>> Begin Supplied text

THE ART/FASHION DIVIDE
Cindy Sherman’s landmark campaign for Comme des Garçons still holds an edge
by Jade French
When fashion and art collide in the right way, the results can be a symbiotic dream, a dialogue between aesthetics and process. From Yves Saint Laurent and Andy Warhol to the Keith Haring Foundation and Tommy Hilfiger, collaborations have come fast and furious. But none are more intriguing or surreal than Rei Kawakubo’s work with Cindy Sherman for Commes Des Garcons. This union was so much more than the one dimensional placement of an artist’s design onto clothes, the advertising campaign was unconventional to say the least, generating a blueprint of how the fashion world can shake itself up.
The high street is no stranger to collaboration. We’ve seen Kate Moss and Rihanna curate and design collections. However, the message that defines these partnership is commerce over innovation, sales over anything else. Of course, celebrity ventures into fashion are a little different to bringing an artist on board. The celebrity provides an endorsement rather than artistic expression. But it does go some way to show how the high street demystifies the catwalk. Mass production and high street reproductions of catwalk trends have come to define our style, inhibiting innovation and our ability to conceptualise anything outside of the norm.

>> End Supplied text
>> Begin Provided material

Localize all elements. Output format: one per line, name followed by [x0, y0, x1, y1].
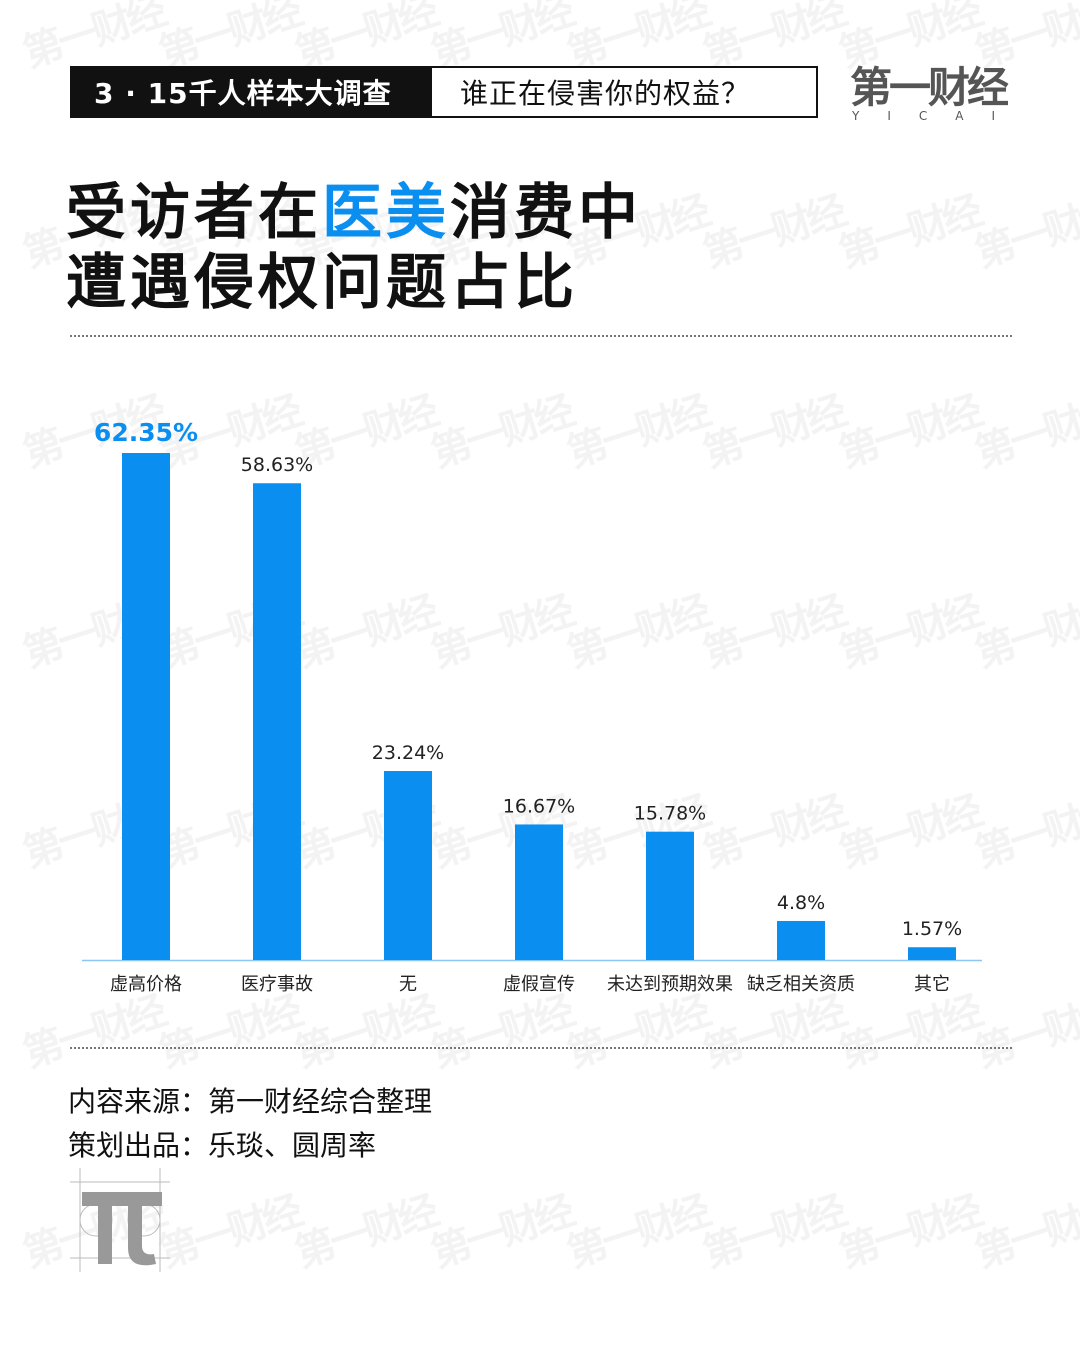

>> End Provided material

- Requirements -
• 1. Answer these questions from the Cindy Sherman article:
(a) Which fashion label was Cindy Sherman's landmark campaign for?
(b) Which two people does the article say have curated and designed high street collections?
(c) What does a celebrity provide instead of artistic expression?
• 2. Rewrite the paragraph of the Cindy Sherman article that begins "The high street is no stranger to collaboration" as a short bulleted list that keeps its main facts.
• 3. Repeat word for word the part of the Cindy Sherman article starting with "THE ART/FASHION DIVIDE" and going on through "shake itself up.".
The material above is separate from the Cindy Sherman article.

- The results -
• 1.
(a) Comme des Garçons
(b) Kate Moss and Rihanna
(c) An endorsement

• 2.
- Collaboration is common on the high street, with Kate Moss and Rihanna curating and designing collections.
- These partnerships put commerce and sales ahead of innovation.
- Celebrity ventures differ from artist collaborations because a celebrity offers an endorsement, not artistic expression.
- Such ventures show how the high street demystifies the catwalk.
- Mass production and high street copies of catwalk trends now define our style, limiting innovation and our ability to imagine anything outside the norm.

• 3.
THE ART/FASHION DIVIDE
Cindy Sherman’s landmark campaign for Comme des Garçons still holds an edge
by Jade French
When fashion and art collide in the right way, the results can be a symbiotic dream, a dialogue between aesthetics and process. From Yves Saint Laurent and Andy Warhol to the Keith Haring Foundation and Tommy Hilfiger, collaborations have come fast and furious. But none are more intriguing or surreal than Rei Kawakubo’s work with Cindy Sherman for Commes Des Garcons. This union was so much more than the one dimensional placement of an artist’s design onto clothes, the advertising campaign was unconventional to say the least, generating a blueprint of how the fashion world can shake itself up.